Records from a collection:

►

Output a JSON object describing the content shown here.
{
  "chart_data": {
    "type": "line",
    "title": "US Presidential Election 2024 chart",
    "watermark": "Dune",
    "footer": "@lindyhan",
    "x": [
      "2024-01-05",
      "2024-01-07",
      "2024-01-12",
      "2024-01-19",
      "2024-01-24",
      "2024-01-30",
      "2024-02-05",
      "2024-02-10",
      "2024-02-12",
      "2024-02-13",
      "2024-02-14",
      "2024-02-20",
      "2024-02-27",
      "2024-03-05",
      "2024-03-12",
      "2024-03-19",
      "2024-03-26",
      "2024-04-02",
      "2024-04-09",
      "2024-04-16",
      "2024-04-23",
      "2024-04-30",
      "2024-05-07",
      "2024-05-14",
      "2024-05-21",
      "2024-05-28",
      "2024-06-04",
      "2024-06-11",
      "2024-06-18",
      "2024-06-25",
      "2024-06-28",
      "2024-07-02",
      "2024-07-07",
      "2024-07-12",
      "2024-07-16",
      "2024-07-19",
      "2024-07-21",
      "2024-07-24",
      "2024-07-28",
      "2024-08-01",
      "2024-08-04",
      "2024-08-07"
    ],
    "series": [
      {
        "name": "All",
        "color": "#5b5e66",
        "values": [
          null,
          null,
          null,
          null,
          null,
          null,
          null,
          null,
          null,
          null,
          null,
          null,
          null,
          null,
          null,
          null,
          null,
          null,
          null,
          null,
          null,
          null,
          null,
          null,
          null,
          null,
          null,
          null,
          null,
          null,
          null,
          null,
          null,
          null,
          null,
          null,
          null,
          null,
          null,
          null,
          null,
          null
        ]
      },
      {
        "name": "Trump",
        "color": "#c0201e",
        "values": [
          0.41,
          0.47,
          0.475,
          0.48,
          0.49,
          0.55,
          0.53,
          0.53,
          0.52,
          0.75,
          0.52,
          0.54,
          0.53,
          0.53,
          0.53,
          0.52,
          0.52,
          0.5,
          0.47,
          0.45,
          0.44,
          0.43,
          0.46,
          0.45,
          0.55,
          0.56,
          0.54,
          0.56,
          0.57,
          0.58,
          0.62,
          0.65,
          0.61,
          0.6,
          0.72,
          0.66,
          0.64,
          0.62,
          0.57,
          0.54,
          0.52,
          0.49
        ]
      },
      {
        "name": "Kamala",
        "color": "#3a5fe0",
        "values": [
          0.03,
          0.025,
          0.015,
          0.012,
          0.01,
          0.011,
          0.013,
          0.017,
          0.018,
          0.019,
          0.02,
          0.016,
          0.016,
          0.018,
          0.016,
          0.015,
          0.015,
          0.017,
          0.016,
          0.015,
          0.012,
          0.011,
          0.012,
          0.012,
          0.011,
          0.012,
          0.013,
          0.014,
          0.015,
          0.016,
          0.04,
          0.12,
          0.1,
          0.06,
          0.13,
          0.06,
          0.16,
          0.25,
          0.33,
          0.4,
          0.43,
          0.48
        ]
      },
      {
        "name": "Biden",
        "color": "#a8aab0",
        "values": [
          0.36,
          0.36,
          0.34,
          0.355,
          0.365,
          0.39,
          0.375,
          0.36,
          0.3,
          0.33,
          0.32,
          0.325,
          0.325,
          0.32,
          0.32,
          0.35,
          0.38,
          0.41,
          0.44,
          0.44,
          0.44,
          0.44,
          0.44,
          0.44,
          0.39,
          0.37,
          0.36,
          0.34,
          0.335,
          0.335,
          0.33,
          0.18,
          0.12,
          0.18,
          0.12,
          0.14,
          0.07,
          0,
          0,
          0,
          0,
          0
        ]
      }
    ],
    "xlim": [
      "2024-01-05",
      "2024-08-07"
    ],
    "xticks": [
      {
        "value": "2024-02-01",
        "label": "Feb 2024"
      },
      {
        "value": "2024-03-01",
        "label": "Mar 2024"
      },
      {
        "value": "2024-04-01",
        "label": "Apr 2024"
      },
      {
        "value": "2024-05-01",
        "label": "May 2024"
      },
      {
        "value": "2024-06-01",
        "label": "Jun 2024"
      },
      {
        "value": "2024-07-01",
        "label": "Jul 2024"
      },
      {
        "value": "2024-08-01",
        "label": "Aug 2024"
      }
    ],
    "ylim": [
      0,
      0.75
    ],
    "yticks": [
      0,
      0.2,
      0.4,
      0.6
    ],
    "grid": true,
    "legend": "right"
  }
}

◄
►

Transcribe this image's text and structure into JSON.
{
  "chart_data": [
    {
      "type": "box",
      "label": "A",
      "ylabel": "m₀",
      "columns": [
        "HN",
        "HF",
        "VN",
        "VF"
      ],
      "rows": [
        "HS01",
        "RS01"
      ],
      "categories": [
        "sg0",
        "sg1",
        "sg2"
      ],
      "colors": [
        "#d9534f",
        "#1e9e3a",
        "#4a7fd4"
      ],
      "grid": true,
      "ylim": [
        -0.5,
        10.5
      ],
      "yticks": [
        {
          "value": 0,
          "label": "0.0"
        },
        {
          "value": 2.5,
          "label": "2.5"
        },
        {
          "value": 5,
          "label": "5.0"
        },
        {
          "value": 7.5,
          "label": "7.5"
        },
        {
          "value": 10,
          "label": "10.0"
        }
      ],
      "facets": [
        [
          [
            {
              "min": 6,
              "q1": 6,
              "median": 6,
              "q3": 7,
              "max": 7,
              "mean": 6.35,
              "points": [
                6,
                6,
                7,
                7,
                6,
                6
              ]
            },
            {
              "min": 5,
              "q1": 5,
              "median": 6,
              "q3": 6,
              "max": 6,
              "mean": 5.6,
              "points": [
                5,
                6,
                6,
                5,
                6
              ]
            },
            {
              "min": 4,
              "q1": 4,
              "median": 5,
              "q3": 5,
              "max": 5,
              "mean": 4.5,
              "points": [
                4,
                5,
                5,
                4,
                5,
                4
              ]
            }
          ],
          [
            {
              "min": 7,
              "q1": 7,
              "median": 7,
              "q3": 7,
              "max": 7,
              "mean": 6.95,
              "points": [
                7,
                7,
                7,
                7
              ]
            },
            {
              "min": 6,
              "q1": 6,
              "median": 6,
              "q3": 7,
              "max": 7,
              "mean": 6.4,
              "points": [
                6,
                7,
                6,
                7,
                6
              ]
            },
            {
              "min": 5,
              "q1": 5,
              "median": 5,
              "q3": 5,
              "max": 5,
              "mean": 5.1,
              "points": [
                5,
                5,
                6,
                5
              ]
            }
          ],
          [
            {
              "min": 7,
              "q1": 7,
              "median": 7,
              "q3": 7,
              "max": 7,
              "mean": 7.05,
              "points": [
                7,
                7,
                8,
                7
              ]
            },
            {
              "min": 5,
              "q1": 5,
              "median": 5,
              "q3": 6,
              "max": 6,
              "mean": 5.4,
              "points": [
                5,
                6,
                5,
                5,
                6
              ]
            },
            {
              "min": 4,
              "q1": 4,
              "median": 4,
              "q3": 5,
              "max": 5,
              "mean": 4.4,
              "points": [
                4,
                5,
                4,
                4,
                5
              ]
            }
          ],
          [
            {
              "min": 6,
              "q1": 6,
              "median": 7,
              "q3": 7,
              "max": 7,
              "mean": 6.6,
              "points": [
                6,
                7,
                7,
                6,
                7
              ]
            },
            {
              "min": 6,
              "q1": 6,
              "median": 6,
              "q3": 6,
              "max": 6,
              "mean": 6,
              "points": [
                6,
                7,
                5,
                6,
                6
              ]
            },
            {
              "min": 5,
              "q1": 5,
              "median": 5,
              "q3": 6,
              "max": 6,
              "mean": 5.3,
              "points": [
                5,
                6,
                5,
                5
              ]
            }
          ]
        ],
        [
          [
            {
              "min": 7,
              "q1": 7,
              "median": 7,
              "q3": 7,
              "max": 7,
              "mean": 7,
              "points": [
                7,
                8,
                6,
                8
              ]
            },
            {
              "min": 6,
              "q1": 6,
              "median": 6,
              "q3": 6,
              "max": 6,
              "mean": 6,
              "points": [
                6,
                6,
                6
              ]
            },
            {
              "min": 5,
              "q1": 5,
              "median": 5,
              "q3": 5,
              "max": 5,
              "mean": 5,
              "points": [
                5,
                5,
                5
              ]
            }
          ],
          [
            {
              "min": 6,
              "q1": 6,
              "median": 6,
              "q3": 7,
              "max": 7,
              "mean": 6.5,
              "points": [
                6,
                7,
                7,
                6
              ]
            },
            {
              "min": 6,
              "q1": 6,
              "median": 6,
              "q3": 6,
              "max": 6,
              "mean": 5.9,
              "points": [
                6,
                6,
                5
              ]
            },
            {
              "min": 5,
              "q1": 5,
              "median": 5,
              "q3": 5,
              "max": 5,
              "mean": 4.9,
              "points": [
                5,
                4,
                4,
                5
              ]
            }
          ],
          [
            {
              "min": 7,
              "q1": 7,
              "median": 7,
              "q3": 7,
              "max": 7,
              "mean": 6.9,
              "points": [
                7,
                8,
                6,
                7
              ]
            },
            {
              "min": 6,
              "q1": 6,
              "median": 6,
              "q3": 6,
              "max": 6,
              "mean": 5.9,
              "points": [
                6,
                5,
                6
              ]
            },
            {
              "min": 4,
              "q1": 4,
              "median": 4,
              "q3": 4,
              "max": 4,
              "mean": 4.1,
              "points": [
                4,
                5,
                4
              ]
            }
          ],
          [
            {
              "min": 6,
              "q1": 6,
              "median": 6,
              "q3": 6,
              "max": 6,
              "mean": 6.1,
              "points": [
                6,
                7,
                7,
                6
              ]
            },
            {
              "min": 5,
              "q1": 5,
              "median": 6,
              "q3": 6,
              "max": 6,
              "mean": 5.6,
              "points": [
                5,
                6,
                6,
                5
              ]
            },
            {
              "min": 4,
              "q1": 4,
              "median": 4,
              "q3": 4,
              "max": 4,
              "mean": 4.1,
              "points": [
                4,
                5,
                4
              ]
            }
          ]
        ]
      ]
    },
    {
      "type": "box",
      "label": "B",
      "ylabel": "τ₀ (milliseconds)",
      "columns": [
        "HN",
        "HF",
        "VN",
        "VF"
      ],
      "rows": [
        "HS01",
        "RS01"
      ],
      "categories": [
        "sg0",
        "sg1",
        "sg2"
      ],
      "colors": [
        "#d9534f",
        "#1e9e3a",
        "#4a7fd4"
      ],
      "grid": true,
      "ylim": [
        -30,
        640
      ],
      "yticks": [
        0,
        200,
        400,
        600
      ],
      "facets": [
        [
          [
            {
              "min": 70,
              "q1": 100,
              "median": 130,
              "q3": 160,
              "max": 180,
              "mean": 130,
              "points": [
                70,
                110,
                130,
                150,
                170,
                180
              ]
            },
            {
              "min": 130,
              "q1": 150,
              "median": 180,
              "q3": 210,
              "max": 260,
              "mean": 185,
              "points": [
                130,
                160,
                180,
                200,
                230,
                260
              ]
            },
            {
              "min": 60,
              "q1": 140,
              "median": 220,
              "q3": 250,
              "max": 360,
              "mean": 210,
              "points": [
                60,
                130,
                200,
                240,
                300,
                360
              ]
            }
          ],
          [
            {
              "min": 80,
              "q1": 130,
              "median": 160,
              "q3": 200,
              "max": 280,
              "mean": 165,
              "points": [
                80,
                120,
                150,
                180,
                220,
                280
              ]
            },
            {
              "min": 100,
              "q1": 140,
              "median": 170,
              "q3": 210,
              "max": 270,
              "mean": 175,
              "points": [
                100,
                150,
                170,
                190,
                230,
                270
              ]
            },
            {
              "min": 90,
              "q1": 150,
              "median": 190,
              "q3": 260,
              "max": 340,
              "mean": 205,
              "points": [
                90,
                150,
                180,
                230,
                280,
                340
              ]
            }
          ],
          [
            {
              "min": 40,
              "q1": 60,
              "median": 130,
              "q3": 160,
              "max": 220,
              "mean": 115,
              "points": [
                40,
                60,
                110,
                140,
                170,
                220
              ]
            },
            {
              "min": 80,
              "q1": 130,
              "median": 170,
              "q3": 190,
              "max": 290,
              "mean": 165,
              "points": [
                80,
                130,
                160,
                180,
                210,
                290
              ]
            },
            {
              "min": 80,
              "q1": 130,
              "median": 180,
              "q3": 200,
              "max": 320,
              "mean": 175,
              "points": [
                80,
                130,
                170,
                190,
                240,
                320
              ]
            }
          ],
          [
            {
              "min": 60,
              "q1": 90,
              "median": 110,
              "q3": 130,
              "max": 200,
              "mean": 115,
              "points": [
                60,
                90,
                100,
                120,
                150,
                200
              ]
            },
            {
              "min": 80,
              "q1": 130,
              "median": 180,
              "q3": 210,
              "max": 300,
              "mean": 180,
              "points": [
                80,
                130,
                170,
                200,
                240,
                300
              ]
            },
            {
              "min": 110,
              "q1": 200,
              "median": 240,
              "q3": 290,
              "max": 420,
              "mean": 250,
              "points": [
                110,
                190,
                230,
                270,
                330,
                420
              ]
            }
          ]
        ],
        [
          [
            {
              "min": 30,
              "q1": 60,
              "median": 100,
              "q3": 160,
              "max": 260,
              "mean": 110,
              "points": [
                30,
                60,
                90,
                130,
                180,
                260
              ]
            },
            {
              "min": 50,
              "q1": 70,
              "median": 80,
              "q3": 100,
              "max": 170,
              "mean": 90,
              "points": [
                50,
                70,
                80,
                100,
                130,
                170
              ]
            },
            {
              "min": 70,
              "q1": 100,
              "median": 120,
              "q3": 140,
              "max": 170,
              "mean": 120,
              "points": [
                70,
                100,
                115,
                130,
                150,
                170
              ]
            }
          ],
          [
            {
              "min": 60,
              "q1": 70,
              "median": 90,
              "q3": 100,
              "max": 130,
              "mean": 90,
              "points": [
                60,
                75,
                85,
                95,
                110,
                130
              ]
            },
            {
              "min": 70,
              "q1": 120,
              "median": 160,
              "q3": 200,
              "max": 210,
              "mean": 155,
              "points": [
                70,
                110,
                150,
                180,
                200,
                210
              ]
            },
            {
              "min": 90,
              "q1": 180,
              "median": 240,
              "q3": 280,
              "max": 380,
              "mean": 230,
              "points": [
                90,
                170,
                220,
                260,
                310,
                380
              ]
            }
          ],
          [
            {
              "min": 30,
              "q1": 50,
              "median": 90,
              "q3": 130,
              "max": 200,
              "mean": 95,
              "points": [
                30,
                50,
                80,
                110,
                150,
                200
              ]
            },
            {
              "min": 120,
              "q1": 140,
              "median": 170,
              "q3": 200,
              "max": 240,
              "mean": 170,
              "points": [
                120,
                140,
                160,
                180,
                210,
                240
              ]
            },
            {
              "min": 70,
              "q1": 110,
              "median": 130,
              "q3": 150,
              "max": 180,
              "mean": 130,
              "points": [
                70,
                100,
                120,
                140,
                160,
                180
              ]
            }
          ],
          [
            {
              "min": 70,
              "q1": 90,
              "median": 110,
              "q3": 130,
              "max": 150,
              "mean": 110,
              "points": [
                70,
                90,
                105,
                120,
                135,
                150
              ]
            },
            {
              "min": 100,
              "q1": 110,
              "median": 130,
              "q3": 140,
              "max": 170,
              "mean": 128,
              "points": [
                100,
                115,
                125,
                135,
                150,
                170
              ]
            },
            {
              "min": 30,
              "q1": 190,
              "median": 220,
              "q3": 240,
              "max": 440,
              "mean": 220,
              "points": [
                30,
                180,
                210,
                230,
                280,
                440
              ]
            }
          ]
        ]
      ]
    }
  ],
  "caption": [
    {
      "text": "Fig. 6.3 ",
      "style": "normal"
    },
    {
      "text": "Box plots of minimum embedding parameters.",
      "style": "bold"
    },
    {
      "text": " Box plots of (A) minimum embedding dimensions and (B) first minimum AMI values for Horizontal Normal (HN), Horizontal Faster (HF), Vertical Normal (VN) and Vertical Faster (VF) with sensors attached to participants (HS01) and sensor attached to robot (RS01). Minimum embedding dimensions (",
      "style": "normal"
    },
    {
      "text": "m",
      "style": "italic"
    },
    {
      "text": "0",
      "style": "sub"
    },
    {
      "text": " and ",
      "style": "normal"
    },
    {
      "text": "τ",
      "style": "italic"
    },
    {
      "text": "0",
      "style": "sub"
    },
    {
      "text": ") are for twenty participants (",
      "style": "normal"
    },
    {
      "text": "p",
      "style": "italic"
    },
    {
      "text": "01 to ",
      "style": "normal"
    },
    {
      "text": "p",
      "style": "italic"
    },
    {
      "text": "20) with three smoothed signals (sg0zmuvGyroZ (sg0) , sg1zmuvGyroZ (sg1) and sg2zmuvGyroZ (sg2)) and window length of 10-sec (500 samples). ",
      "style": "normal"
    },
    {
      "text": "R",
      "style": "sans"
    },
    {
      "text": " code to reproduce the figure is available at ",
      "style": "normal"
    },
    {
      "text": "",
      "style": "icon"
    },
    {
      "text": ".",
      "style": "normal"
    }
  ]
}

◄
►

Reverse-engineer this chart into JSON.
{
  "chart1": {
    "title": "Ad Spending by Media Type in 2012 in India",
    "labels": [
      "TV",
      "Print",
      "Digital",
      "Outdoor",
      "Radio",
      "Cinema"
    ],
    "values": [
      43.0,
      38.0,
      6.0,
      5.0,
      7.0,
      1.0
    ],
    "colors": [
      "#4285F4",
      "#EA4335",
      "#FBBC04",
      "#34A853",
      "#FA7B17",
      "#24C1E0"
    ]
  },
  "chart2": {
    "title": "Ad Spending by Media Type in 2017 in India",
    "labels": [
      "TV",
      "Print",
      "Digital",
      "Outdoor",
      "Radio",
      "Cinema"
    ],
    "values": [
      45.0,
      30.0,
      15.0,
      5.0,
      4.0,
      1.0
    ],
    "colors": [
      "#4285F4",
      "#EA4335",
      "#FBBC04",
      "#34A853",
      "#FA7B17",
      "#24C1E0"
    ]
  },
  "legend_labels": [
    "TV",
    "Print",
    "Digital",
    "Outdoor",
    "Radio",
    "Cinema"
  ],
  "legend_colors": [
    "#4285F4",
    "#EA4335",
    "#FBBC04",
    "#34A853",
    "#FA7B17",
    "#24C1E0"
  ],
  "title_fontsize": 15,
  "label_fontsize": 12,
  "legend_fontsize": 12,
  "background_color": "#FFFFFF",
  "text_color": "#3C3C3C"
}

◄

Go through the data above and find the lines with the word "JSON". Copy each of those lines.

Output a JSON object describing the content shown here.
Transcribe this image's text and structure into JSON.
Reverse-engineer this chart into JSON.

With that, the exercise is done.